_Stated goal_.
From the data that follows, copy every line holding the string "increase".

_Information supplied_.
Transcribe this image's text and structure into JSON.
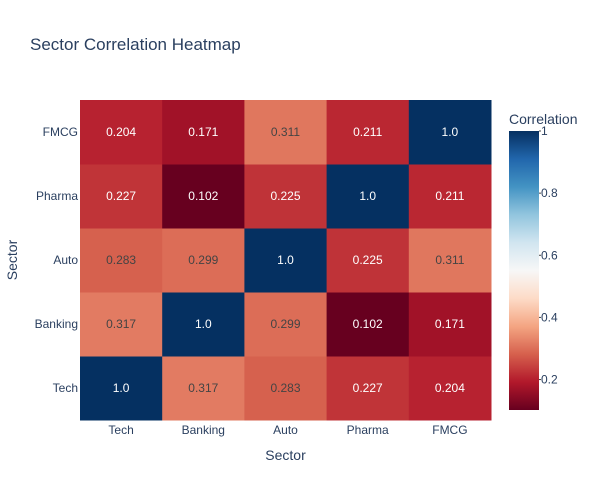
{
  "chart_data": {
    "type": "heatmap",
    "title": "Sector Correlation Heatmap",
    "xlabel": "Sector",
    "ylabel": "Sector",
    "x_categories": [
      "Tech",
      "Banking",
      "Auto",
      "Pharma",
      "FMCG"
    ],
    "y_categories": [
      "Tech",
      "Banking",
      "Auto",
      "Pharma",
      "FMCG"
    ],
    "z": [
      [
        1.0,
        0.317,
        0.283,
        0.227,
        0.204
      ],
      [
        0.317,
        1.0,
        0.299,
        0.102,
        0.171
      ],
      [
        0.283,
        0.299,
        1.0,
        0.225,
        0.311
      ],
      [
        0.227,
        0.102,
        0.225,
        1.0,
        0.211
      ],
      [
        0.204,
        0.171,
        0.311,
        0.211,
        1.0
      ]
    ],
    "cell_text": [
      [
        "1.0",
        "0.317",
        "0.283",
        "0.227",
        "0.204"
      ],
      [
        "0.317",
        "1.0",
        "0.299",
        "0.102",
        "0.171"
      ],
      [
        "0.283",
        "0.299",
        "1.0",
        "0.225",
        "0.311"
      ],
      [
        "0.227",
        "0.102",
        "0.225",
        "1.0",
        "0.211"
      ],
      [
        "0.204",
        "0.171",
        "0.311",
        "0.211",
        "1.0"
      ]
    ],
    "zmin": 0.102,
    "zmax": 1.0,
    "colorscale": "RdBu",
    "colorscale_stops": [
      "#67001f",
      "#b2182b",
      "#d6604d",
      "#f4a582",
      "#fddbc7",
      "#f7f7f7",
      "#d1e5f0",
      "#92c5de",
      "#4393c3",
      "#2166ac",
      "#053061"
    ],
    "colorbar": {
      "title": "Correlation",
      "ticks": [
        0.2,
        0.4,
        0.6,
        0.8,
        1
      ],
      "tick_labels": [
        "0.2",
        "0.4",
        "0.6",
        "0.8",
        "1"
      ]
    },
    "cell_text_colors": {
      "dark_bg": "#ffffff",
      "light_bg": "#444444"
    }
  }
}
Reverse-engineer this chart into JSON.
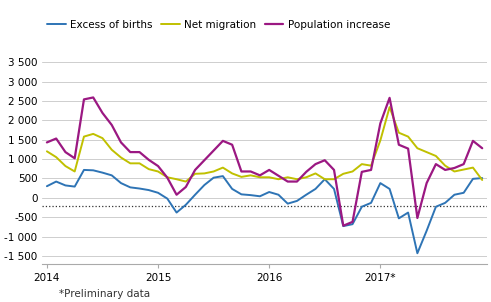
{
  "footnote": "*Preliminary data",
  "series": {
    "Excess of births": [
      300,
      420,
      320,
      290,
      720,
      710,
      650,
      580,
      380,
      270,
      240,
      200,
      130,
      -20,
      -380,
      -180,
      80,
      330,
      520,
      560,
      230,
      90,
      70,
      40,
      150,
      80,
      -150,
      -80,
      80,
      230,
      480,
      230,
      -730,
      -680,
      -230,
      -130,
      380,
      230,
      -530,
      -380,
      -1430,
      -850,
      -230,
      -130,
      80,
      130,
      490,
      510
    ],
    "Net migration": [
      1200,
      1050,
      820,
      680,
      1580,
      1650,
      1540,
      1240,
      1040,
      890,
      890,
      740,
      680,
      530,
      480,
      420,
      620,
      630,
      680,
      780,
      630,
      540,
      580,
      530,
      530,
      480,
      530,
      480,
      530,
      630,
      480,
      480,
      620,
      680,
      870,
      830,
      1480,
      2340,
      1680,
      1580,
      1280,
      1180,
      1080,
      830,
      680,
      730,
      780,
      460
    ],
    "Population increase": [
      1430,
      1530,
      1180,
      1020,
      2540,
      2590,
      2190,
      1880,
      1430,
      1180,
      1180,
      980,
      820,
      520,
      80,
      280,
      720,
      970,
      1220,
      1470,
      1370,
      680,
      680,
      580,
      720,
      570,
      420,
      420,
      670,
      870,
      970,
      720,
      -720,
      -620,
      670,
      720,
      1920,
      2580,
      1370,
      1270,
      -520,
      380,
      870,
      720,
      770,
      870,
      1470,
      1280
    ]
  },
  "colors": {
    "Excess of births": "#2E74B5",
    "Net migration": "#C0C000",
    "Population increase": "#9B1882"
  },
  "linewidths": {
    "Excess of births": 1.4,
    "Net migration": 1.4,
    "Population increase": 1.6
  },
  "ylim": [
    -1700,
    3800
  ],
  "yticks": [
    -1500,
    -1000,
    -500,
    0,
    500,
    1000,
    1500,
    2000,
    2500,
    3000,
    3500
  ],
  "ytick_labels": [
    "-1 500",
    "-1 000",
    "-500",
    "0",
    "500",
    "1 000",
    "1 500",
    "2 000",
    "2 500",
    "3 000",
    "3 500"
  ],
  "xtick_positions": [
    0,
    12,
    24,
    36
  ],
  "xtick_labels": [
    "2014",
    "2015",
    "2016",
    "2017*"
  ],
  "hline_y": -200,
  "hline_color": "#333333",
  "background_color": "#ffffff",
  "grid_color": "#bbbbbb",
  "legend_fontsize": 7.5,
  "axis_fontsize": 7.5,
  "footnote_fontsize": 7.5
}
--
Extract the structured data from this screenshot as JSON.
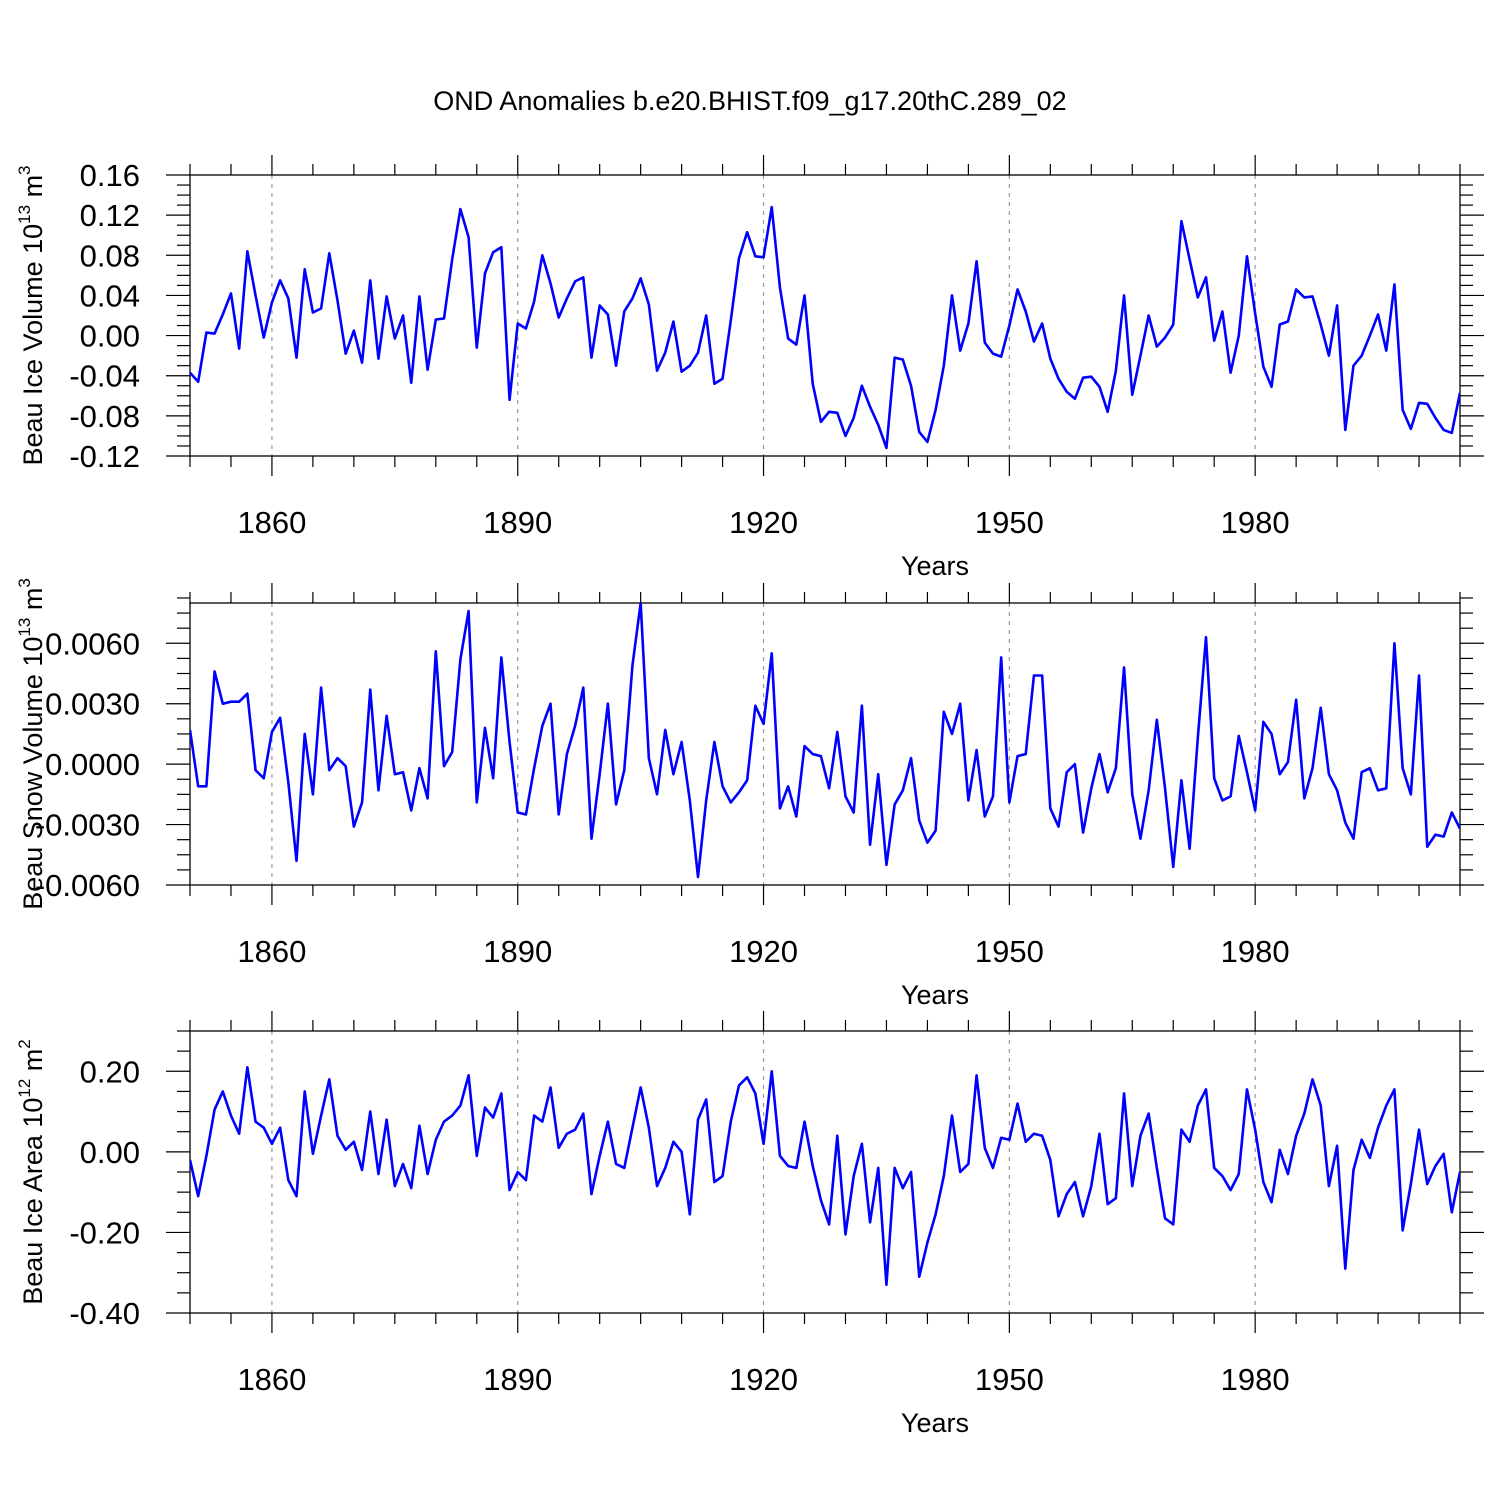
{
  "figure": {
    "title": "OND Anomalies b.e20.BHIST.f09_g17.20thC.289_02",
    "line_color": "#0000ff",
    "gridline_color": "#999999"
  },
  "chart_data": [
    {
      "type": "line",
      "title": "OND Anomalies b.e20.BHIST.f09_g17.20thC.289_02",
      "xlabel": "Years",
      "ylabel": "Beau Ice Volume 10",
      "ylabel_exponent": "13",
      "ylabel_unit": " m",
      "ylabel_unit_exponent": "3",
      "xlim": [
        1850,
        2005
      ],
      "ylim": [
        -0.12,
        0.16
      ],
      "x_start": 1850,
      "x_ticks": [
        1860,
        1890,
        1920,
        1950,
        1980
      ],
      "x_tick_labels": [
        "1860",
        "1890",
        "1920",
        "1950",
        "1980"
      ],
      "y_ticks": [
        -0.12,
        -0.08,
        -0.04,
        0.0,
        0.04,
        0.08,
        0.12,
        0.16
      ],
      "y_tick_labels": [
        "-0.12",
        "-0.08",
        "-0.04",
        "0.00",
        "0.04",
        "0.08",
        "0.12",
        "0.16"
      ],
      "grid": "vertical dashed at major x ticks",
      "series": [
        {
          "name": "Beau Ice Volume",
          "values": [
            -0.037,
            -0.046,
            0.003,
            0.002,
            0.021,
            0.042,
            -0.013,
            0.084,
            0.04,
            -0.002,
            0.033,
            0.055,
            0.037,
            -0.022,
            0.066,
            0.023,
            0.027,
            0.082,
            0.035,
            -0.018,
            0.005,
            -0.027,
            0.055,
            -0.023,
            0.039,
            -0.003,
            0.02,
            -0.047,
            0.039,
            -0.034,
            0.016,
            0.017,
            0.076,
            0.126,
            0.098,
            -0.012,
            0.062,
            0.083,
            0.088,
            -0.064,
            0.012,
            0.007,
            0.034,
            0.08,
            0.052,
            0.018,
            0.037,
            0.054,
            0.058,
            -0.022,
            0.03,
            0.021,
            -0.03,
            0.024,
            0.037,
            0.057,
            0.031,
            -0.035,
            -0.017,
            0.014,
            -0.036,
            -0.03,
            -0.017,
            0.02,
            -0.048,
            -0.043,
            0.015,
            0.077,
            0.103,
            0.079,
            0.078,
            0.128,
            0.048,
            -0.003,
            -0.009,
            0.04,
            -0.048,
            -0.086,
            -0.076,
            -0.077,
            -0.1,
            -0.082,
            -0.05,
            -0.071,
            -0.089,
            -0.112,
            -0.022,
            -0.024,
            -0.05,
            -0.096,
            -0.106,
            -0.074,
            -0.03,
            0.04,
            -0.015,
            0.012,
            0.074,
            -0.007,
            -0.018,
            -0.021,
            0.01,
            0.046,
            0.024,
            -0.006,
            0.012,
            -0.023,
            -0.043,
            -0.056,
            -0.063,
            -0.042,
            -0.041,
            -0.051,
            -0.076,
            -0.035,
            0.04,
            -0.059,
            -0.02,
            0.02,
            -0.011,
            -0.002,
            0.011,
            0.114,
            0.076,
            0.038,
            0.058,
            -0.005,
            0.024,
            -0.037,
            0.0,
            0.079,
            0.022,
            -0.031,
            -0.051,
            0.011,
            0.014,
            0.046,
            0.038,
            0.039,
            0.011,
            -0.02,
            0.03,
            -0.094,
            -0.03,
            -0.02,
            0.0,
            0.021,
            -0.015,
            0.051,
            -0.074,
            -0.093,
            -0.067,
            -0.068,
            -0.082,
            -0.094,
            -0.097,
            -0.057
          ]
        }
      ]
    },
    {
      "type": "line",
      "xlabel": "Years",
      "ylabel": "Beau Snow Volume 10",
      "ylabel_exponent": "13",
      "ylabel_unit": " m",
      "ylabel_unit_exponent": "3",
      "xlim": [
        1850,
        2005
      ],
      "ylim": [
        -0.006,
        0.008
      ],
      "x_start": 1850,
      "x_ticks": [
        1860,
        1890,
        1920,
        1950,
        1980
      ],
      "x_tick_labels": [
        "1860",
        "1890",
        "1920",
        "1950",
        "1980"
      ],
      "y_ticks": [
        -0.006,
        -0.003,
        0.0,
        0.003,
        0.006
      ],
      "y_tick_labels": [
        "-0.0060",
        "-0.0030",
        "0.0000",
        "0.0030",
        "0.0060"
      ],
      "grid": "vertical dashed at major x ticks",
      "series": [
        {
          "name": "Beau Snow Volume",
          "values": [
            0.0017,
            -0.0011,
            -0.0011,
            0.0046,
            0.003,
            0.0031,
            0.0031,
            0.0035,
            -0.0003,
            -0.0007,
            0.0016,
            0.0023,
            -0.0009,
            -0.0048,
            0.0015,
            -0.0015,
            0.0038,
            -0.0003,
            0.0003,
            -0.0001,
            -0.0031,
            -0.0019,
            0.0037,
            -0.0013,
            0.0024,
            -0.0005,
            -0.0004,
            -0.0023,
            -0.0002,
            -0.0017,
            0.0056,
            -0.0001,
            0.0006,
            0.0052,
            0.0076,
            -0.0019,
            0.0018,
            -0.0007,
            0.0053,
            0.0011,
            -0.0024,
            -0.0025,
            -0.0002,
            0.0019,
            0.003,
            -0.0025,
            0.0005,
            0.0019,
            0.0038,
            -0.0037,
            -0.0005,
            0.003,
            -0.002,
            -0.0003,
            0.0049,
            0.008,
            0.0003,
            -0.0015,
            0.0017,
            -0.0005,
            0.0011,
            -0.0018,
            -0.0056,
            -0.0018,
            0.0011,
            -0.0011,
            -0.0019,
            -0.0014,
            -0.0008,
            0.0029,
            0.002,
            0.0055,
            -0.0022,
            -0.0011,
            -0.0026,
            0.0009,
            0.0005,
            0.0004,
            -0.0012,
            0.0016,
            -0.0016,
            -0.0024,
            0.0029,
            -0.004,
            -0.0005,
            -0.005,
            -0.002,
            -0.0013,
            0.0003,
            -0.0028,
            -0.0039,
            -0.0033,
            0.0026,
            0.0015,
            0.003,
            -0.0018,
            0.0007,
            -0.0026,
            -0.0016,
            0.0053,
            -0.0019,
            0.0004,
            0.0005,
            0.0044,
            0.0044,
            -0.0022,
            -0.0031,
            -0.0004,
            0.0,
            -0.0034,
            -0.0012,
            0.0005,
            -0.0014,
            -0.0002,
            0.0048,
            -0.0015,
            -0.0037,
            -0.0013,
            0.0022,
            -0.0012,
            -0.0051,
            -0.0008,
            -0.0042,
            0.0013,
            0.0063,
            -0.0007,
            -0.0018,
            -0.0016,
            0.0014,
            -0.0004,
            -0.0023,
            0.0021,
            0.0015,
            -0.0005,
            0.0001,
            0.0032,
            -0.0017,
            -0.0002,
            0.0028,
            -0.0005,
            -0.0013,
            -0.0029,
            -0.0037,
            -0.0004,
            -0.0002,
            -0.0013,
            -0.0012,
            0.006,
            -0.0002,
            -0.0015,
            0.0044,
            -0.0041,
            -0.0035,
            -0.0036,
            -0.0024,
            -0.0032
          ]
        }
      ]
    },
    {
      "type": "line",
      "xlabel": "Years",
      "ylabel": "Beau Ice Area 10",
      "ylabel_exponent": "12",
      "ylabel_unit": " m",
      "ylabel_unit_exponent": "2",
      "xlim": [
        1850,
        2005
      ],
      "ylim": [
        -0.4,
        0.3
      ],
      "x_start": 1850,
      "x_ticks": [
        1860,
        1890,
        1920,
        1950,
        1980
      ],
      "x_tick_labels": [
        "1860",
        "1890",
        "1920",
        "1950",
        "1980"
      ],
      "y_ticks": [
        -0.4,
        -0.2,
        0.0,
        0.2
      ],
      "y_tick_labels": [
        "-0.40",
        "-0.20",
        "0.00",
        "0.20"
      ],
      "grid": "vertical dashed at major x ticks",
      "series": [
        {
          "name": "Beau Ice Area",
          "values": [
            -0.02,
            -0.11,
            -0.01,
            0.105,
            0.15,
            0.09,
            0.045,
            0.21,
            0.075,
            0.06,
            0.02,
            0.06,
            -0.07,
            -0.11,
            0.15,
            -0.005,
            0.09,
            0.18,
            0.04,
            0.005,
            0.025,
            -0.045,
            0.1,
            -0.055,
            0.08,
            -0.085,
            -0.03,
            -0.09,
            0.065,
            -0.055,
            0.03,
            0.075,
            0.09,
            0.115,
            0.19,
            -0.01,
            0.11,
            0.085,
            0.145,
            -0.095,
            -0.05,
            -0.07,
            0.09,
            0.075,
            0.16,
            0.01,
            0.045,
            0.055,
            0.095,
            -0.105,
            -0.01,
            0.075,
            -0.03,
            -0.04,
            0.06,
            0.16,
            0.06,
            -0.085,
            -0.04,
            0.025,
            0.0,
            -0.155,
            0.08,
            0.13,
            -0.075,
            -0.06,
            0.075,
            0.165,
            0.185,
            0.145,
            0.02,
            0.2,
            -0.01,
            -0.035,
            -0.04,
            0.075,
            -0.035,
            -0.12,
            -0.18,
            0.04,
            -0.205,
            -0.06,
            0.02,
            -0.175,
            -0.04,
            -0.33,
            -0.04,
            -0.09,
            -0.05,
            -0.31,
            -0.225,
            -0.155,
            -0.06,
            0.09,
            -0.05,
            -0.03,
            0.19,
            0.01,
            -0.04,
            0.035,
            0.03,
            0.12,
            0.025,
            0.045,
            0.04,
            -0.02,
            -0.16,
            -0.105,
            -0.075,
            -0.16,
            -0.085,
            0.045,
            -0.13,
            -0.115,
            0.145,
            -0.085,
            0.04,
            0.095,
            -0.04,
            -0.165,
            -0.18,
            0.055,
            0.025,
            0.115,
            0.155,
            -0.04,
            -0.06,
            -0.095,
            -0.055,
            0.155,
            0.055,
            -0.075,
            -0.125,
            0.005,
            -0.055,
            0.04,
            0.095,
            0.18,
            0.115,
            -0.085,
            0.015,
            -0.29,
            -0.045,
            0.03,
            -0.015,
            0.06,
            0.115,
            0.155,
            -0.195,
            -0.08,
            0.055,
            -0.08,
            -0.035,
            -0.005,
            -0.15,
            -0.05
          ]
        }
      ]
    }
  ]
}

_Full response_.
    "Population increase": [
    "Population increase": "#9B1882"
    "Population increase": 1.6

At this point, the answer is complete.